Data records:

|---|

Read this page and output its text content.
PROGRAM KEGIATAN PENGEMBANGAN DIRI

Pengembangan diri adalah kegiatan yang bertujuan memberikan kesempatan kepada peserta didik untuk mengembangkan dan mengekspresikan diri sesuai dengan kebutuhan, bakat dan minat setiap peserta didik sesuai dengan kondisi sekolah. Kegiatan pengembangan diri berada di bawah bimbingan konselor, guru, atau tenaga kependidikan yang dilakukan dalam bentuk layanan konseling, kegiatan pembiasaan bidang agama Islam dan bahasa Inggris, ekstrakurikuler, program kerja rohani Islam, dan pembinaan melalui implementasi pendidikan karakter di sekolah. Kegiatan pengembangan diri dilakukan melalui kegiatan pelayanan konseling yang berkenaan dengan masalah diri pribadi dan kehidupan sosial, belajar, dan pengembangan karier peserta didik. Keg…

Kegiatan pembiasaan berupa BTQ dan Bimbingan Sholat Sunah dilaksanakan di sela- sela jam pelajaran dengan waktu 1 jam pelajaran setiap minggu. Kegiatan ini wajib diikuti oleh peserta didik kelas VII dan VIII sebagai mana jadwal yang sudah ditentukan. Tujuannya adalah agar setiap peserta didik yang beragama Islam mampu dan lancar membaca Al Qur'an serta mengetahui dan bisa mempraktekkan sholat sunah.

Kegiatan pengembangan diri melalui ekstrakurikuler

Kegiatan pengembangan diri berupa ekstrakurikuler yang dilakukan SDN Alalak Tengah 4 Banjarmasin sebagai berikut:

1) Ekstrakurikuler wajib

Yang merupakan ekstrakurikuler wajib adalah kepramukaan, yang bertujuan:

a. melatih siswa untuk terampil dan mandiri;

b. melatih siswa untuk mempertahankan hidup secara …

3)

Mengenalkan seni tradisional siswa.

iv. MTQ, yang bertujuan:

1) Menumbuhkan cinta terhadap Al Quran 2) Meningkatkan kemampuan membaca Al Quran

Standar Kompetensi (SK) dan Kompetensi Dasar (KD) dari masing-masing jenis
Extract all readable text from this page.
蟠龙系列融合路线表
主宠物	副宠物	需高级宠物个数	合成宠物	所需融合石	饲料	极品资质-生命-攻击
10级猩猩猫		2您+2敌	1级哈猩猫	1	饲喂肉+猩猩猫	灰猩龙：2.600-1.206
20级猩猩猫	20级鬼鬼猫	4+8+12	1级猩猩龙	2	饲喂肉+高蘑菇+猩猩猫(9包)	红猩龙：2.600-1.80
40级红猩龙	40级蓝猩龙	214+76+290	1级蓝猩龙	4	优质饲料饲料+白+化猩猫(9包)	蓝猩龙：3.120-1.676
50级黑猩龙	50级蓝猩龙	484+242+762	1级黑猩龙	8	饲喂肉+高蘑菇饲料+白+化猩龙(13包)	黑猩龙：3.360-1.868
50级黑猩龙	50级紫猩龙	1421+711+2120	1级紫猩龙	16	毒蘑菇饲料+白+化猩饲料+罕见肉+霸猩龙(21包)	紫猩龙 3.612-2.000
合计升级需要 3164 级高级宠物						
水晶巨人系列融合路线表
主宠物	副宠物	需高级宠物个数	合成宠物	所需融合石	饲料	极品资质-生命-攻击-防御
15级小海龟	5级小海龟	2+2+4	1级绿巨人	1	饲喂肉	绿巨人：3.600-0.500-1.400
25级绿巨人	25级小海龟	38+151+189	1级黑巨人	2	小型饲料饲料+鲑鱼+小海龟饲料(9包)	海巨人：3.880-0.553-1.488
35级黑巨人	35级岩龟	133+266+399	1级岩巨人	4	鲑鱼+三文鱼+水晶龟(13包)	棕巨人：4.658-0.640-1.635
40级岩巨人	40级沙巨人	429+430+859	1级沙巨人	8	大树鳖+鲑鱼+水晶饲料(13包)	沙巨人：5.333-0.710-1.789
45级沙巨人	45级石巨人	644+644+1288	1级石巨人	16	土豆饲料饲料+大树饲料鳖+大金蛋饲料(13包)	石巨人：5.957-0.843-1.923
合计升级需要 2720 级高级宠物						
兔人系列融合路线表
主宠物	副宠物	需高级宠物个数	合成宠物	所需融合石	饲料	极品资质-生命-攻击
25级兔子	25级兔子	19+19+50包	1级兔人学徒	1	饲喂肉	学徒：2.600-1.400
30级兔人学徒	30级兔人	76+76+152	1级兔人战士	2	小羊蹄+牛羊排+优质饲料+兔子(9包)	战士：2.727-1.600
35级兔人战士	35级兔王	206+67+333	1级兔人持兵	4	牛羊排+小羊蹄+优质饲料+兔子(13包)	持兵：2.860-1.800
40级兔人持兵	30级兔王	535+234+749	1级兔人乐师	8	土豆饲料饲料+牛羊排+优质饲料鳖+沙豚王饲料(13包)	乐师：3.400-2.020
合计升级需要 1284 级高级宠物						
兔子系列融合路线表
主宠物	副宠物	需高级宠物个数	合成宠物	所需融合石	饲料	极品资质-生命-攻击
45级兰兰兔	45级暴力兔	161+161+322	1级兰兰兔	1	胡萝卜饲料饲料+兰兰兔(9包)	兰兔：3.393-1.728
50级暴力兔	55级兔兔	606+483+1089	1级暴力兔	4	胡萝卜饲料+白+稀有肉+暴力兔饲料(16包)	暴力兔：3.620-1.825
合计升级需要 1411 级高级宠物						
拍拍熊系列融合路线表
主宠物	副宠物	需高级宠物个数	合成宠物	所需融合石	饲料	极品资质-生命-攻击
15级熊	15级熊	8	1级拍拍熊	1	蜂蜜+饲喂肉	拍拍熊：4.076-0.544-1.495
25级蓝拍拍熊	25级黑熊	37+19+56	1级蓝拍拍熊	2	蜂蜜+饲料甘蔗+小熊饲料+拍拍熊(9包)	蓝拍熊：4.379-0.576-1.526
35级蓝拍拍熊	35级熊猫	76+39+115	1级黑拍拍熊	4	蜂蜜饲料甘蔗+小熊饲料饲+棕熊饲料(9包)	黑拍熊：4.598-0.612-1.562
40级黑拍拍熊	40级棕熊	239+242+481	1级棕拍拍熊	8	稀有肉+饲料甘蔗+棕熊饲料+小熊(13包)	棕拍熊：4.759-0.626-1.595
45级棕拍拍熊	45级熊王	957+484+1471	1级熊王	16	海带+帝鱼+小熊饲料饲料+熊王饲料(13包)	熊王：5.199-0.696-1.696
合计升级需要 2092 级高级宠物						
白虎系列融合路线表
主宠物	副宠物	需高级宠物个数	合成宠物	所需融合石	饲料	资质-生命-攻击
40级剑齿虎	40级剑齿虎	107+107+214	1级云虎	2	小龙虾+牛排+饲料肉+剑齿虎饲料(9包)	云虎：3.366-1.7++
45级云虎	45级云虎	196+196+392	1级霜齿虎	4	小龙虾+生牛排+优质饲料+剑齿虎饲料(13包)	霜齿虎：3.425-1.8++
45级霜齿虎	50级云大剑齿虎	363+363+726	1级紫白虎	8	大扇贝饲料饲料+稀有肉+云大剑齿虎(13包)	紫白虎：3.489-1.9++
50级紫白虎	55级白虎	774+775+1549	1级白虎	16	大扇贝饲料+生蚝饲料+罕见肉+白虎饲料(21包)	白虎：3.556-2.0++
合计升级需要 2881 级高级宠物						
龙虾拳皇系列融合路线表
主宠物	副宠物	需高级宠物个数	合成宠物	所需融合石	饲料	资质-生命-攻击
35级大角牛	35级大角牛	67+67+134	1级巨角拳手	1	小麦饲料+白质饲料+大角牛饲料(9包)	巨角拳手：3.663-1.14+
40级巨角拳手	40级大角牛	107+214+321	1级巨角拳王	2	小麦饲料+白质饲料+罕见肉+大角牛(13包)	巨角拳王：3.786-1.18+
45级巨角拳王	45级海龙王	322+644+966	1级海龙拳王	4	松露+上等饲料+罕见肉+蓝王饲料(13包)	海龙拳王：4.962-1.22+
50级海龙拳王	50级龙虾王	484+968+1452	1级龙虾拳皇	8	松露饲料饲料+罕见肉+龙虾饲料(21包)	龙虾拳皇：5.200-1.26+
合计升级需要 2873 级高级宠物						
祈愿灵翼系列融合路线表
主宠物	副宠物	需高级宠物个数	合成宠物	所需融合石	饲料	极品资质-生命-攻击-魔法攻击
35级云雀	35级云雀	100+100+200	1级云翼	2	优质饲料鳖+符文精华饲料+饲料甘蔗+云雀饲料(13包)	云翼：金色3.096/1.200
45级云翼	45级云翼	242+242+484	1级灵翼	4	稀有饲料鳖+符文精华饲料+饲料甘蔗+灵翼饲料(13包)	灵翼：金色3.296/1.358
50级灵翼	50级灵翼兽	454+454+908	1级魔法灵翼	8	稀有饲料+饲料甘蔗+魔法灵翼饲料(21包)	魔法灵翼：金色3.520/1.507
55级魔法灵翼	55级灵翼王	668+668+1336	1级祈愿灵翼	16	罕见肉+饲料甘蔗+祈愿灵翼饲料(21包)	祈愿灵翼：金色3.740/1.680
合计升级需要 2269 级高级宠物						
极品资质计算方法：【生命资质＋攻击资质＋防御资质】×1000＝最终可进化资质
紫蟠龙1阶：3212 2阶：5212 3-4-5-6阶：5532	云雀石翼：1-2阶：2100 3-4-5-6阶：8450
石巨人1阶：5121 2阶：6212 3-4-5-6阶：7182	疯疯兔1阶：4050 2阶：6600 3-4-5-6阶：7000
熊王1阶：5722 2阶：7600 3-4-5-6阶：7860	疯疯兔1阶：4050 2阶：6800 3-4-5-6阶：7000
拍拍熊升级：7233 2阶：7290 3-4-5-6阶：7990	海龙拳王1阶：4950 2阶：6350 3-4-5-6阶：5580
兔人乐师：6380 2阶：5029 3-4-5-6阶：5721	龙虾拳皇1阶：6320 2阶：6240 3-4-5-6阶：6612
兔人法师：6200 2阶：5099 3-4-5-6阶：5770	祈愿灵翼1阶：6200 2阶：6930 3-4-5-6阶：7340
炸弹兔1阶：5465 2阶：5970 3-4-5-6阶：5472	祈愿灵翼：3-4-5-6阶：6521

|---|

In the records above, find the lines containing "小麦饲料" and copy them.

35级大角牛	35级大角牛	67+67+134	1级巨角拳手	1	小麦饲料+白质饲料+大角牛饲料(9包)	巨角拳手：3.663-1.14+
40级巨角拳手	40级大角牛	107+214+321	1级巨角拳王	2	小麦饲料+白质饲料+罕见肉+大角牛(13包)	巨角拳王：3.786-1.18+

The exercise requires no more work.